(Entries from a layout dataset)
::::

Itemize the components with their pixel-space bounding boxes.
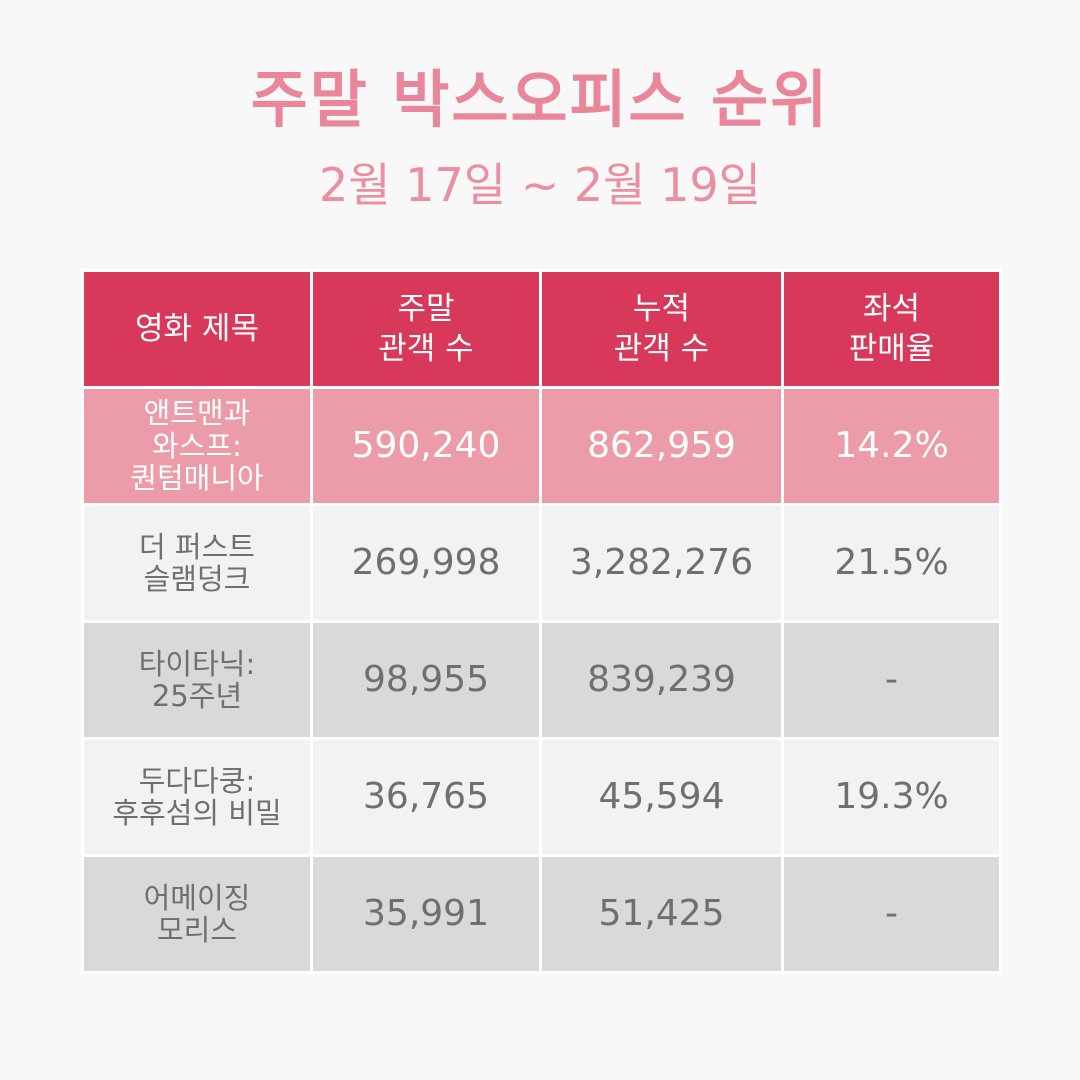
box-office-table: 영화 제목 주말 관객 수 누적 관객 수 좌석 판매율 앤트맨과	[81, 269, 1002, 974]
column-header-title-line: 영화 제목	[135, 310, 259, 347]
column-header-line: 좌석	[862, 290, 921, 327]
cumulative-audience-cell: 862,959	[539, 386, 784, 506]
movie-title-line: 25주년	[151, 679, 243, 713]
table-row: 앤트맨과 와스프: 퀀텀매니아 590,240 862,959 14.2%	[81, 386, 1002, 506]
cumulative-audience-cell: 45,594	[539, 737, 784, 857]
column-header-line: 누적	[632, 290, 691, 327]
seat-sales-rate-cell: -	[781, 620, 1002, 740]
movie-title-line: 앤트맨과	[143, 396, 251, 431]
movie-title-line: 슬램덩크	[143, 562, 251, 596]
movie-title-cell: 어메이징 모리스	[81, 854, 313, 974]
table-row: 더 퍼스트 슬램덩크 269,998 3,282,276 21.5%	[81, 503, 1002, 623]
weekend-audience-cell: 269,998	[310, 503, 542, 623]
seat-sales-rate-cell: 21.5%	[781, 503, 1002, 623]
movie-title-cell: 두다다쿵: 후후섬의 비밀	[81, 737, 313, 857]
movie-title-line: 후후섬의 비밀	[112, 796, 282, 830]
column-header-line: 주말	[397, 290, 455, 327]
column-header-line: 관객 수	[378, 331, 474, 367]
movie-title-line: 어메이징	[143, 880, 251, 915]
cumulative-audience-cell: 51,425	[539, 854, 784, 974]
date-range: 2월 17일 ~ 2월 19일	[319, 158, 761, 212]
weekend-audience-cell: 35,991	[310, 854, 542, 974]
weekend-audience-cell: 590,240	[310, 386, 542, 506]
column-header-title: 영화 제목	[81, 269, 313, 389]
movie-title-cell: 앤트맨과 와스프: 퀀텀매니아	[81, 386, 313, 506]
page-title: 주말 박스오피스 순위	[250, 63, 830, 136]
movie-title-line: 와스프:	[152, 428, 242, 463]
movie-title-line: 타이타닉:	[138, 646, 256, 681]
movie-title-line: 퀀텀매니아	[130, 461, 264, 496]
table-row: 타이타닉: 25주년 98,955 839,239 -	[81, 620, 1002, 740]
movie-title-line: 더 퍼스트	[139, 529, 255, 564]
cumulative-audience-cell: 839,239	[539, 620, 784, 740]
table-row: 어메이징 모리스 35,991 51,425 -	[81, 854, 1002, 974]
seat-sales-rate-cell: 14.2%	[781, 386, 1002, 506]
seat-sales-rate-cell: -	[781, 854, 1002, 974]
column-header-cumulative-audience: 누적 관객 수	[539, 269, 784, 389]
table-header-row: 영화 제목 주말 관객 수 누적 관객 수 좌석 판매율	[81, 269, 1002, 389]
column-header-seat-sales-rate: 좌석 판매율	[781, 269, 1002, 389]
column-header-line: 관객 수	[613, 331, 710, 367]
movie-title-line: 모리스	[156, 913, 238, 947]
weekend-audience-cell: 36,765	[310, 737, 542, 857]
cumulative-audience-cell: 3,282,276	[539, 503, 784, 623]
table-row: 두다다쿵: 후후섬의 비밀 36,765 45,594 19.3%	[81, 737, 1002, 857]
weekend-audience-cell: 98,955	[310, 620, 542, 740]
column-header-line: 판매율	[848, 331, 935, 367]
column-header-weekend-audience: 주말 관객 수	[310, 269, 542, 389]
seat-sales-rate-cell: 19.3%	[781, 737, 1002, 857]
movie-title-cell: 더 퍼스트 슬램덩크	[81, 503, 313, 623]
movie-title-line: 두다다쿵:	[138, 763, 256, 798]
movie-title-cell: 타이타닉: 25주년	[81, 620, 313, 740]
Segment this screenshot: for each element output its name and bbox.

::::

Rewrite the material between the line containing "box-office-table: 영화 제목" and the line containing "562, 251, 596]", inclusive, as a numbered list, omitting any blank lines.

#### [Solution to this task]
1. box-office-table: 영화 제목 주말 관객 수 누적 관객 수 좌석 판매율 앤트맨과	[81, 269, 1002, 974]
2. column-header-title-line: 영화 제목	[135, 310, 259, 347]
3. column-header-line: 좌석	[862, 290, 921, 327]
4. cumulative-audience-cell: 862,959	[539, 386, 784, 506]
5. movie-title-line: 25주년	[151, 679, 243, 713]
6. table-row: 앤트맨과 와스프: 퀀텀매니아 590,240 862,959 14.2%	[81, 386, 1002, 506]
7. cumulative-audience-cell: 45,594	[539, 737, 784, 857]
8. column-header-line: 누적	[632, 290, 691, 327]
9. seat-sales-rate-cell: -	[781, 620, 1002, 740]
10. movie-title-line: 앤트맨과	[143, 396, 251, 431]
11. movie-title-line: 슬램덩크	[143, 562, 251, 596]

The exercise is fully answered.